*WHAT IS EXPECTED:* Using the entries that follow, state how many lines contain the word "this". The response is that number and nothing more.

Chart and figure data
--
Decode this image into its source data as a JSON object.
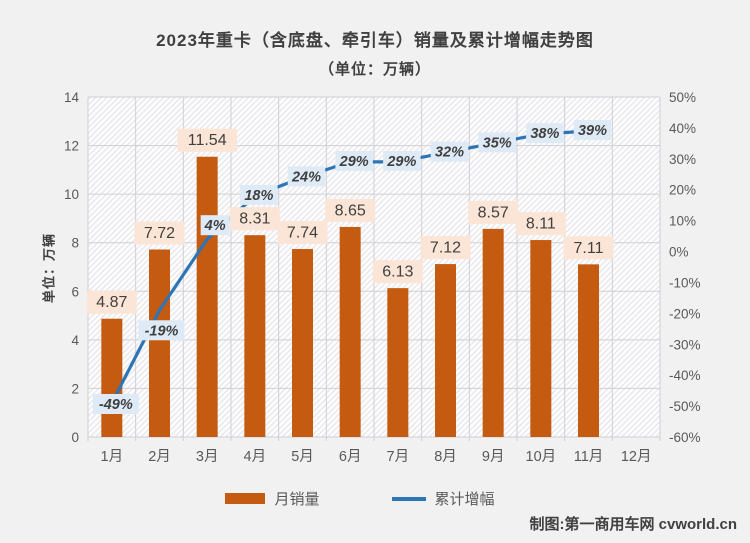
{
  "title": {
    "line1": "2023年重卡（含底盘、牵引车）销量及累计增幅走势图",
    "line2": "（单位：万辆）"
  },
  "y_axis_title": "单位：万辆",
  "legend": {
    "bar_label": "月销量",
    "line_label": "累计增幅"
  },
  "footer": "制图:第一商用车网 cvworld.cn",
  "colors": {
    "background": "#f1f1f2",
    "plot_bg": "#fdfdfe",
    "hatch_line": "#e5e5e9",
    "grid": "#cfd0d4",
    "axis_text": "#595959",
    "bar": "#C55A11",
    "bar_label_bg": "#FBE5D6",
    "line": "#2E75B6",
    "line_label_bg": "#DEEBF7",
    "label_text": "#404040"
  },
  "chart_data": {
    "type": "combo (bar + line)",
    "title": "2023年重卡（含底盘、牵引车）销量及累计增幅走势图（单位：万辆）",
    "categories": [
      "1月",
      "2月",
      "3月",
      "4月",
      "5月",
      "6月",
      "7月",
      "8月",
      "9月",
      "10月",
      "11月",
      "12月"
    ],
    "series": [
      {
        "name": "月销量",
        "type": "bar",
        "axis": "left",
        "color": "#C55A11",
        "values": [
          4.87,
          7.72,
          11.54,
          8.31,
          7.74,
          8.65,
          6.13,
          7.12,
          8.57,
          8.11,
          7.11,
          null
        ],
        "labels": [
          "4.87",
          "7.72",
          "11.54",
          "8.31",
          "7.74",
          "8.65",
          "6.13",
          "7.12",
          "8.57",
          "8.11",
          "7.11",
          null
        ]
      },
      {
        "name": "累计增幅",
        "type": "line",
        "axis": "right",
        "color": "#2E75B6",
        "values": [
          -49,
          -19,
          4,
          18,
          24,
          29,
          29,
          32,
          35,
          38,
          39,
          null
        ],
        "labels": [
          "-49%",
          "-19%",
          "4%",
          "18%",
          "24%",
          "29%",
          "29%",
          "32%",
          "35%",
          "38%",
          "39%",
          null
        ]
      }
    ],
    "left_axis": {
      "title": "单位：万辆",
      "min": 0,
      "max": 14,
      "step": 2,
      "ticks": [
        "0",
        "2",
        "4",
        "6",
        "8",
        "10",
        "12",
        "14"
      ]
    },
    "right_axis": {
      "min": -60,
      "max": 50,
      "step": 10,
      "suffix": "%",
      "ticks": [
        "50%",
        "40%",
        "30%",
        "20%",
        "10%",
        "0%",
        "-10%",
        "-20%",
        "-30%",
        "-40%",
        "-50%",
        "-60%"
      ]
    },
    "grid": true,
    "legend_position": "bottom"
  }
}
--
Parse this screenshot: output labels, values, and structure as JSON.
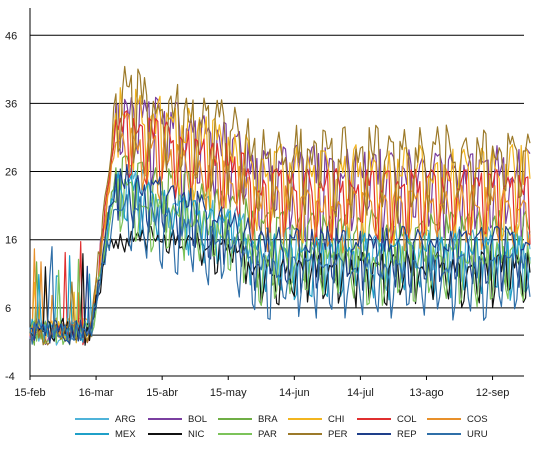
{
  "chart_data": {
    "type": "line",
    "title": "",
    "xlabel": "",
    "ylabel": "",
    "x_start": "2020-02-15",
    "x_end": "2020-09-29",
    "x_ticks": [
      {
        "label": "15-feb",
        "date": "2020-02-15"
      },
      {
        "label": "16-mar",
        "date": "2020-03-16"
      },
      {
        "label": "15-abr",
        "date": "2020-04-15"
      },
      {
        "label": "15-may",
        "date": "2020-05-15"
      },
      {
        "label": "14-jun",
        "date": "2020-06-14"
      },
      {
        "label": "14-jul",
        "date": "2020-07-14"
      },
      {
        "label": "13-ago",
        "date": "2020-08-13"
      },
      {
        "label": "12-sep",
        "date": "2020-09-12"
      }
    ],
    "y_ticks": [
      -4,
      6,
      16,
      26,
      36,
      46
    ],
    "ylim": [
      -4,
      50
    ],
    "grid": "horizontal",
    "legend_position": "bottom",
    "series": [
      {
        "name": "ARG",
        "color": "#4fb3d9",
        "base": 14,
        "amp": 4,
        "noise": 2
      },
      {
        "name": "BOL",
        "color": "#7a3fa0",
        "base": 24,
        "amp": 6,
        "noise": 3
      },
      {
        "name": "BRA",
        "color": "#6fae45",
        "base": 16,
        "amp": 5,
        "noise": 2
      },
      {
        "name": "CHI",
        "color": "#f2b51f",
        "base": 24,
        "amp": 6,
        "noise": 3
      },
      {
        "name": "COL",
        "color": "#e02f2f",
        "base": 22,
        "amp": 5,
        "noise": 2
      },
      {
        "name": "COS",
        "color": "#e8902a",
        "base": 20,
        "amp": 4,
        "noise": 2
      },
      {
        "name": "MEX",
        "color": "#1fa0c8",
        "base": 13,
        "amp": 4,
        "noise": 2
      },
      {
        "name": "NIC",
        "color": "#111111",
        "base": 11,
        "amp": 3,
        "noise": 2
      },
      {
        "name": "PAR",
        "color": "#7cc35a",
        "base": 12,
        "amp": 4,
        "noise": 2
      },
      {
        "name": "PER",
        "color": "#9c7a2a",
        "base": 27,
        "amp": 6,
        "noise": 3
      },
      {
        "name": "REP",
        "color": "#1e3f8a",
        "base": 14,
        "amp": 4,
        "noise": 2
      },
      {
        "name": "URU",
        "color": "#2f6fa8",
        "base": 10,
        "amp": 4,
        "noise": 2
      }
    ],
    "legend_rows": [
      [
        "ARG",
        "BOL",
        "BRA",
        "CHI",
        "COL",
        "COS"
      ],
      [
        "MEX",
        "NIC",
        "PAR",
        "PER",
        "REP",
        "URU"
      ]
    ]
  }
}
--
*CORRECT ANSWER:* 2